_DATA PROVIDED_
· · · · · · ·

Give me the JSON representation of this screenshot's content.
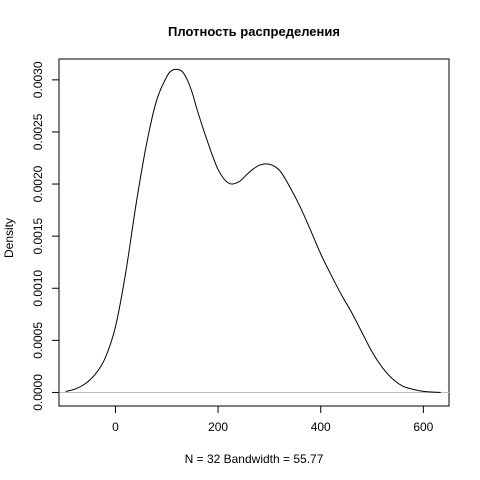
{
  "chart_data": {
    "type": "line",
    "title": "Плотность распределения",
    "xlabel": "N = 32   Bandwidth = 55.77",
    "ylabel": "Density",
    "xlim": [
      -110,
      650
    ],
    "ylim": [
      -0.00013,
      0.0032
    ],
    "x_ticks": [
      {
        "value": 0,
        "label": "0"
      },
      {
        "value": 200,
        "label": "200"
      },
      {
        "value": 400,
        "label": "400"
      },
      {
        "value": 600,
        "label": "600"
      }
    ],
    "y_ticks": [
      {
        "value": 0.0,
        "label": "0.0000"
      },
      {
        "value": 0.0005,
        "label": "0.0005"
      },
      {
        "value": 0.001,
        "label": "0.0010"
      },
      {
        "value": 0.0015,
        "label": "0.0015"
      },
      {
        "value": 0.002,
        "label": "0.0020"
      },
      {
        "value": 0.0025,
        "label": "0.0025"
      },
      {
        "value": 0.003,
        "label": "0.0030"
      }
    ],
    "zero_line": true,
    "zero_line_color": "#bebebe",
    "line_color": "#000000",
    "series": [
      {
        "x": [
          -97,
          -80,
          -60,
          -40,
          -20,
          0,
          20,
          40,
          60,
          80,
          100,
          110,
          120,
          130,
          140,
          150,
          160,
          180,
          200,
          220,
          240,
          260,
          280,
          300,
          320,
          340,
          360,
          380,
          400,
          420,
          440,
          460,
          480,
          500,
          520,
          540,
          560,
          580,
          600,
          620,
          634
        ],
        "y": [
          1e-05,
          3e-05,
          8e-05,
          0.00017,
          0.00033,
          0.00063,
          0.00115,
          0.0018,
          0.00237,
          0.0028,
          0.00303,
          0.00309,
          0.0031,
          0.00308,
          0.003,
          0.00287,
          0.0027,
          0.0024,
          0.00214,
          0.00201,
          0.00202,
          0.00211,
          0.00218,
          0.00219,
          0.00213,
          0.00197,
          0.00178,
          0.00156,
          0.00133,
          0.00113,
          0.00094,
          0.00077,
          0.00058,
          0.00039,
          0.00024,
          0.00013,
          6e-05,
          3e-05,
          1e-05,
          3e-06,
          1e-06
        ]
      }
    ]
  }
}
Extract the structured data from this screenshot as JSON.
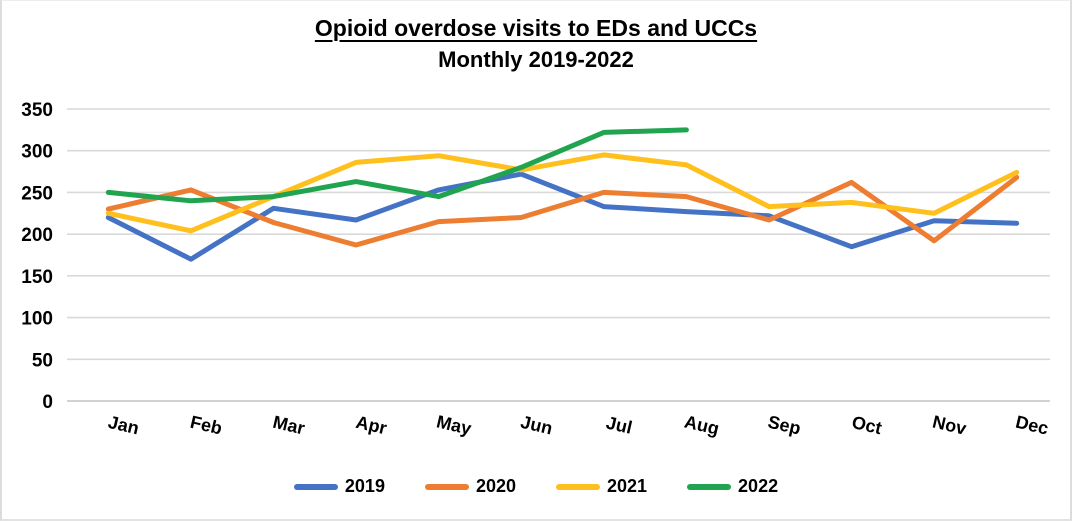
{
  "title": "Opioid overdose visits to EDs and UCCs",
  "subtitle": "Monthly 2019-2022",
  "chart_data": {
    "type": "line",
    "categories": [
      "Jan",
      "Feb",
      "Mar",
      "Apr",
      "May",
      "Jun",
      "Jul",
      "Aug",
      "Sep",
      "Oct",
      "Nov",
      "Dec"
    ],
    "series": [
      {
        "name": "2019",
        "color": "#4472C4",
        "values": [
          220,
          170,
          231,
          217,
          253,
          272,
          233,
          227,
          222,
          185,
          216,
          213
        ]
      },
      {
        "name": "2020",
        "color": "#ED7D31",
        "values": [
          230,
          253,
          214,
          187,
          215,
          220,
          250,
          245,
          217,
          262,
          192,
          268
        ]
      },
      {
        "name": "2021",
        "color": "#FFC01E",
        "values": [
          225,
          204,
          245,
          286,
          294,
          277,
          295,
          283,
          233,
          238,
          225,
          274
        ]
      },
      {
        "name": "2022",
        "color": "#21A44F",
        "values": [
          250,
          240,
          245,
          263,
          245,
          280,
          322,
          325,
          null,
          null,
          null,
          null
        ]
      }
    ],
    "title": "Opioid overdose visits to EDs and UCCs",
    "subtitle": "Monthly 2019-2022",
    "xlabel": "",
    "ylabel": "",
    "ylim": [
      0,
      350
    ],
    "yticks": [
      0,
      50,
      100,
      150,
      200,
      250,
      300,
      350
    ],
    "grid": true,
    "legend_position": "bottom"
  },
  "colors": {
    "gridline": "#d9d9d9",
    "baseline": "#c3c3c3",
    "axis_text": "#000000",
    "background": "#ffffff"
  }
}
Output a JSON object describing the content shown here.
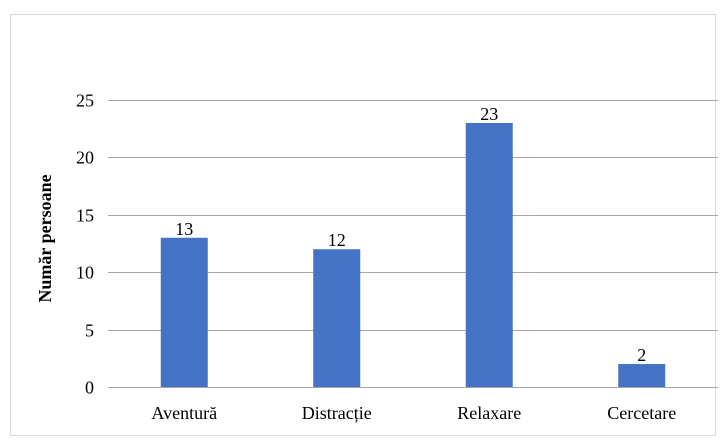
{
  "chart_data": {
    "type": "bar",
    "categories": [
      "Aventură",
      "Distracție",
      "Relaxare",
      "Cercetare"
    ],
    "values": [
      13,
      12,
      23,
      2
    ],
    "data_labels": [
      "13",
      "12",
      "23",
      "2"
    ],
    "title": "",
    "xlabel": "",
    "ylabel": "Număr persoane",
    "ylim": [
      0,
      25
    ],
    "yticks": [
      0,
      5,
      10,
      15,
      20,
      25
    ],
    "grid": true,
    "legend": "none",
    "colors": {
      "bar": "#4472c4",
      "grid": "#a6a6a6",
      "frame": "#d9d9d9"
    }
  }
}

· · · · · · ·

_YOUR TASK_
Write out exactly the lines from the one that contains "Output a JSON" through the last line of the data above, both included. Leave every picture out.

_COMPLETED EXERCISE_
Output a JSON object describing the content shown here.
{
  "chart_data": {
    "type": "bar",
    "categories": [
      "Aventură",
      "Distracție",
      "Relaxare",
      "Cercetare"
    ],
    "values": [
      13,
      12,
      23,
      2
    ],
    "data_labels": [
      "13",
      "12",
      "23",
      "2"
    ],
    "title": "",
    "xlabel": "",
    "ylabel": "Număr persoane",
    "ylim": [
      0,
      25
    ],
    "yticks": [
      0,
      5,
      10,
      15,
      20,
      25
    ],
    "grid": true,
    "legend": "none",
    "colors": {
      "bar": "#4472c4",
      "grid": "#a6a6a6",
      "frame": "#d9d9d9"
    }
  }
}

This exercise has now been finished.